(Collected data entries)
※

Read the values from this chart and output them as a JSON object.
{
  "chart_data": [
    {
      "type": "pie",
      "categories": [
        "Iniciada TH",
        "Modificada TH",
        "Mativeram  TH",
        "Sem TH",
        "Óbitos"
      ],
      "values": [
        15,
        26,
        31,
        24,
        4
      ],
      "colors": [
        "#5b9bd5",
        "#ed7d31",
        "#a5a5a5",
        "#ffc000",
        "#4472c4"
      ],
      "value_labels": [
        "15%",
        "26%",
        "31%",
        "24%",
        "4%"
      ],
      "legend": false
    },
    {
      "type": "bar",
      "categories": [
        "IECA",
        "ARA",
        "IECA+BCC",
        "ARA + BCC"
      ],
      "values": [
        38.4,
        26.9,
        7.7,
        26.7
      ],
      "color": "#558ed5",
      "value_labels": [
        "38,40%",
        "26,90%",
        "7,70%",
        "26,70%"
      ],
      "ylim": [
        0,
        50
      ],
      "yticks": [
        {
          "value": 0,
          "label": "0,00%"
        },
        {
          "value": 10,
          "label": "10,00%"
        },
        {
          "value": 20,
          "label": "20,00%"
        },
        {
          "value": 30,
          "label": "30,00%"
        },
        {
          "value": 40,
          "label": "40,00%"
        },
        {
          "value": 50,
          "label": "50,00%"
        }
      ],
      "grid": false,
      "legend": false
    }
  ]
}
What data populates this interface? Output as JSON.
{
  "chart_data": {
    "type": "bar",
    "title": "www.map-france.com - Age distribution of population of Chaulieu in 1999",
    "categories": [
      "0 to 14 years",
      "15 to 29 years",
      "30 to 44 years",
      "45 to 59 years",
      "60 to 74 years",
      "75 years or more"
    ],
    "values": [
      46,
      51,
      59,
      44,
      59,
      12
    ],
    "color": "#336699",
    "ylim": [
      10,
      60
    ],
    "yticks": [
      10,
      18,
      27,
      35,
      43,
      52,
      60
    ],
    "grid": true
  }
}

※

Return the material in full, exactly as shown.

- RESPONSE TO THE EXERCISE
Read the values from this chart and output them as a JSON object.
{
  "chart_data": [
    {
      "type": "pie",
      "categories": [
        "Iniciada TH",
        "Modificada TH",
        "Mativeram  TH",
        "Sem TH",
        "Óbitos"
      ],
      "values": [
        15,
        26,
        31,
        24,
        4
      ],
      "colors": [
        "#5b9bd5",
        "#ed7d31",
        "#a5a5a5",
        "#ffc000",
        "#4472c4"
      ],
      "value_labels": [
        "15%",
        "26%",
        "31%",
        "24%",
        "4%"
      ],
      "legend": false
    },
    {
      "type": "bar",
      "categories": [
        "IECA",
        "ARA",
        "IECA+BCC",
        "ARA + BCC"
      ],
      "values": [
        38.4,
        26.9,
        7.7,
        26.7
      ],
      "color": "#558ed5",
      "value_labels": [
        "38,40%",
        "26,90%",
        "7,70%",
        "26,70%"
      ],
      "ylim": [
        0,
        50
      ],
      "yticks": [
        {
          "value": 0,
          "label": "0,00%"
        },
        {
          "value": 10,
          "label": "10,00%"
        },
        {
          "value": 20,
          "label": "20,00%"
        },
        {
          "value": 30,
          "label": "30,00%"
        },
        {
          "value": 40,
          "label": "40,00%"
        },
        {
          "value": 50,
          "label": "50,00%"
        }
      ],
      "grid": false,
      "legend": false
    }
  ]
}
What data populates this interface? Output as JSON.
{
  "chart_data": {
    "type": "bar",
    "title": "www.map-france.com - Age distribution of population of Chaulieu in 1999",
    "categories": [
      "0 to 14 years",
      "15 to 29 years",
      "30 to 44 years",
      "45 to 59 years",
      "60 to 74 years",
      "75 years or more"
    ],
    "values": [
      46,
      51,
      59,
      44,
      59,
      12
    ],
    "color": "#336699",
    "ylim": [
      10,
      60
    ],
    "yticks": [
      10,
      18,
      27,
      35,
      43,
      52,
      60
    ],
    "grid": true
  }
}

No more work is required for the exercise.